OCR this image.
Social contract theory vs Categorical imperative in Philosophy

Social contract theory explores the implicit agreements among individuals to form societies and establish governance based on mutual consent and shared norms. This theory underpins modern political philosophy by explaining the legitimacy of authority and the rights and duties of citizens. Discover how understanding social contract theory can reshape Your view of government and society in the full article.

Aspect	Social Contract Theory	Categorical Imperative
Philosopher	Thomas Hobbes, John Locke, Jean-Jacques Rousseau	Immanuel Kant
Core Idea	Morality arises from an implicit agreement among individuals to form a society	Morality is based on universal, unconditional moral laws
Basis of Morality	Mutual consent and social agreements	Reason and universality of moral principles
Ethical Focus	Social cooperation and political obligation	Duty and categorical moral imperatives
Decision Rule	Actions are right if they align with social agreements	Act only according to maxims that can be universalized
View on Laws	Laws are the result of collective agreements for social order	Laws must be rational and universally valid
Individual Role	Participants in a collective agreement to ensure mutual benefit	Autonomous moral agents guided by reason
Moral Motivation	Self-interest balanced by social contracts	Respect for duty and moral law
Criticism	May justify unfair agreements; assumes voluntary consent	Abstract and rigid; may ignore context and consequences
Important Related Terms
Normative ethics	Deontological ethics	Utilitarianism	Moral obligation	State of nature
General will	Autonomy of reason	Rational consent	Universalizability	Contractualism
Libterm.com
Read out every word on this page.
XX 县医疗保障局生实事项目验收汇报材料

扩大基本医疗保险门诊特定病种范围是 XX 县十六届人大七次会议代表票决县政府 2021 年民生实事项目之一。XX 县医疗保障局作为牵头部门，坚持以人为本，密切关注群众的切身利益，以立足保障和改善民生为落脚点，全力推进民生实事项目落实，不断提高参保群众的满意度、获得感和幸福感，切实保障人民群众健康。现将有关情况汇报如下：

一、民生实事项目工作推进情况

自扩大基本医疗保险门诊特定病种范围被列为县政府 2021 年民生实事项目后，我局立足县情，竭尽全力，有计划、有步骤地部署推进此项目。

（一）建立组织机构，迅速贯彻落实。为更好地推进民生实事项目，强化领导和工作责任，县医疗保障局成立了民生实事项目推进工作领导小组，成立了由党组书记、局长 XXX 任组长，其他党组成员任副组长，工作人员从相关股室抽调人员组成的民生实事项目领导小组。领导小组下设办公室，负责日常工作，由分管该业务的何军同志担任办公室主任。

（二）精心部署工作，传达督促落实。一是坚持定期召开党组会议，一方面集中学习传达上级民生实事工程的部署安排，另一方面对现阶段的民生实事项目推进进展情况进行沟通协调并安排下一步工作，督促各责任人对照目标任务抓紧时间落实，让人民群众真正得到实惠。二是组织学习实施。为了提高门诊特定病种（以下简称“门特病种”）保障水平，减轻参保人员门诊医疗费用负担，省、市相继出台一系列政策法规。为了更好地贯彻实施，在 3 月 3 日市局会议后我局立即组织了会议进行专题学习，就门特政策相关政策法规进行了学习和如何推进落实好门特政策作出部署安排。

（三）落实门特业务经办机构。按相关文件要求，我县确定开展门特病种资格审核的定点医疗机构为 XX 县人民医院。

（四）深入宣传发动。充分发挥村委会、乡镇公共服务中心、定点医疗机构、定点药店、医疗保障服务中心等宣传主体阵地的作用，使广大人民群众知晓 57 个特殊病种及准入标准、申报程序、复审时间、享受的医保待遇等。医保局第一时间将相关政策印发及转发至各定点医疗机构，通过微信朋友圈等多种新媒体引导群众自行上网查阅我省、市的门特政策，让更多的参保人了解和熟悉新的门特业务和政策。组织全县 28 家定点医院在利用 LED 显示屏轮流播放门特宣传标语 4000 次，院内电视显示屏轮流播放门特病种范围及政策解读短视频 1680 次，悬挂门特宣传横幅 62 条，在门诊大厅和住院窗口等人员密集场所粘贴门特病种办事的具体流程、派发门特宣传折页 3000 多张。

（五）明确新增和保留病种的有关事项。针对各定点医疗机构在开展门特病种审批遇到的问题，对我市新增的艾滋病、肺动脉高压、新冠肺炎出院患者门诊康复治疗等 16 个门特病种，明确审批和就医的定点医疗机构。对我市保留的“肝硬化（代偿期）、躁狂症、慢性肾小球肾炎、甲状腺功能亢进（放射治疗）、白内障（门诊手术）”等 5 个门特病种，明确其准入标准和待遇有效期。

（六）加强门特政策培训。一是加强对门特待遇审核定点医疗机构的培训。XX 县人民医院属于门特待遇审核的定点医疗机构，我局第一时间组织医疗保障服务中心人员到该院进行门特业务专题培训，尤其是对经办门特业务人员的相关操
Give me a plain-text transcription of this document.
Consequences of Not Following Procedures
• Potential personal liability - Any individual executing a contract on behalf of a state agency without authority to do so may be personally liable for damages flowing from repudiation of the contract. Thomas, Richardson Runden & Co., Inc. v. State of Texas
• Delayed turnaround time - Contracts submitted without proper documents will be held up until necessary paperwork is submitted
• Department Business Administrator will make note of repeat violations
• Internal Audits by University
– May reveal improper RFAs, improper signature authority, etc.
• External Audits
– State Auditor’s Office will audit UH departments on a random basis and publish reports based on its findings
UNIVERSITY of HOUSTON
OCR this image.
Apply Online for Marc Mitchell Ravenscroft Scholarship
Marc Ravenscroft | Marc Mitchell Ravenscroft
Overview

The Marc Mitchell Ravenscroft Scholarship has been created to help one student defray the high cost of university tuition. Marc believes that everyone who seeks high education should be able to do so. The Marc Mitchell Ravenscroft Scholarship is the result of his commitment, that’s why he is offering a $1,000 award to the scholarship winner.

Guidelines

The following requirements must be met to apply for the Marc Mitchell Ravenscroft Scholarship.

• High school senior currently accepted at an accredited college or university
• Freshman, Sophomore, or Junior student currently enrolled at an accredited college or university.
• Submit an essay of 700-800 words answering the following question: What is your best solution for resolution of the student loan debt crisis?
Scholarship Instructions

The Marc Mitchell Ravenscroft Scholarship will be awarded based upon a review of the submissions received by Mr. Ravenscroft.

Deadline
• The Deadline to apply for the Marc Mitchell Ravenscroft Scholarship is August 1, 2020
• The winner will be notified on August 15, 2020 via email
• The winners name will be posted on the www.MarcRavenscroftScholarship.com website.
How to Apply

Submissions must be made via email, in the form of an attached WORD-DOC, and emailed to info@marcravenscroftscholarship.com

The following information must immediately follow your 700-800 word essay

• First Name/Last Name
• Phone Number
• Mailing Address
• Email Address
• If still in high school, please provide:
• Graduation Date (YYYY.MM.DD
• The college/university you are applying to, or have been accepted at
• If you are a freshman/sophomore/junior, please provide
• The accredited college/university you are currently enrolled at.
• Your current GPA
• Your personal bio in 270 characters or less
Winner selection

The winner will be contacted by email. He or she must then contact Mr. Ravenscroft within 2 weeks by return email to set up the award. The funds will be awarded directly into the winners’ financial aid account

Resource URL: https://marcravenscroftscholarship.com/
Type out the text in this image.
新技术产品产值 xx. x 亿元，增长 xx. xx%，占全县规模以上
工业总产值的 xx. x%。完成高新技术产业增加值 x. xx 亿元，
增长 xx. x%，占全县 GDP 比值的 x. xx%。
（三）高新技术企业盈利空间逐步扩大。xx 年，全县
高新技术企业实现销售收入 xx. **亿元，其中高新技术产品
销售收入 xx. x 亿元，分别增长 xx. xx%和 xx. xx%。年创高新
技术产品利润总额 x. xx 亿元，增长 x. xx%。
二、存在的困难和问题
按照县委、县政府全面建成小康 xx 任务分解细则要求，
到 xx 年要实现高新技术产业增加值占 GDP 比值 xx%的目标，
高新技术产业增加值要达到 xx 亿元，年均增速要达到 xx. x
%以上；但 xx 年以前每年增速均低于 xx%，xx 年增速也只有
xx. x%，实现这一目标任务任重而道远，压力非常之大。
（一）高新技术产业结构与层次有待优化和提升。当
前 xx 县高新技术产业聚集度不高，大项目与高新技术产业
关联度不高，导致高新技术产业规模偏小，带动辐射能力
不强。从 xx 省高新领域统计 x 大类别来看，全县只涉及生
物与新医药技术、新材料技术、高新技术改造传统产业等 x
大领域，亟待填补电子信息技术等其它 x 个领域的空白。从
○ ○ ○
- _Set task_: Find the lines that include the string "Thomas", then copy each of them.

- _Response to the exercise_:
Philosopher	Thomas Hobbes, John Locke, Jean-Jacques Rousseau	Immanuel Kant
• Potential personal liability - Any individual executing a contract on behalf of a state agency without authority to do so may be personally liable for damages flowing from repudiation of the contract. Thomas, Richardson Runden & Co., Inc. v. State of Texas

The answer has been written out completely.